Beginning with the line where "Read this page and output its text content." appears, retype every remaining line of the data below, both the first and last included.

-- BEGIN Dataset entries --

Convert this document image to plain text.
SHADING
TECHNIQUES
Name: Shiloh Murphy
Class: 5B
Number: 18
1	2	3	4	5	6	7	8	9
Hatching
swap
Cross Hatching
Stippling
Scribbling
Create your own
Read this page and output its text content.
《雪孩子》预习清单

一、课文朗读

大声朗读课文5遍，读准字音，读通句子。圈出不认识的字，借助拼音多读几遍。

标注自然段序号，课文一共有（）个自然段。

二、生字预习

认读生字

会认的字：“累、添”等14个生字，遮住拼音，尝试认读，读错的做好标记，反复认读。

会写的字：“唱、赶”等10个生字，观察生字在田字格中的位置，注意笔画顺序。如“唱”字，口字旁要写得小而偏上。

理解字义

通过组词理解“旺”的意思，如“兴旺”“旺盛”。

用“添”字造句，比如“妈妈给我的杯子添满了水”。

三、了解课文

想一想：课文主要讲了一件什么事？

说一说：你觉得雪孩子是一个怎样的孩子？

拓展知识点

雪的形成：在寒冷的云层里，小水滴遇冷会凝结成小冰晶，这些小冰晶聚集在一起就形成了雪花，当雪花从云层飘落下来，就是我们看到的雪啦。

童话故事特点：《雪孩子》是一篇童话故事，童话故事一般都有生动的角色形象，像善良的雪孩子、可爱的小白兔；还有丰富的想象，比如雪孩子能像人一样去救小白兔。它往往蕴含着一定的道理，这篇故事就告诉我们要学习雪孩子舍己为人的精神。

-- END Dataset entries --

(Written response):
Read this page and output its text content.
《雪孩子》预习清单

一、课文朗读

大声朗读课文5遍，读准字音，读通句子。圈出不认识的字，借助拼音多读几遍。

标注自然段序号，课文一共有（）个自然段。

二、生字预习

认读生字

会认的字：“累、添”等14个生字，遮住拼音，尝试认读，读错的做好标记，反复认读。

会写的字：“唱、赶”等10个生字，观察生字在田字格中的位置，注意笔画顺序。如“唱”字，口字旁要写得小而偏上。

理解字义

通过组词理解“旺”的意思，如“兴旺”“旺盛”。

用“添”字造句，比如“妈妈给我的杯子添满了水”。

三、了解课文

想一想：课文主要讲了一件什么事？

说一说：你觉得雪孩子是一个怎样的孩子？

拓展知识点

雪的形成：在寒冷的云层里，小水滴遇冷会凝结成小冰晶，这些小冰晶聚集在一起就形成了雪花，当雪花从云层飘落下来，就是我们看到的雪啦。

童话故事特点：《雪孩子》是一篇童话故事，童话故事一般都有生动的角色形象，像善良的雪孩子、可爱的小白兔；还有丰富的想象，比如雪孩子能像人一样去救小白兔。它往往蕴含着一定的道理，这篇故事就告诉我们要学习雪孩子舍己为人的精神。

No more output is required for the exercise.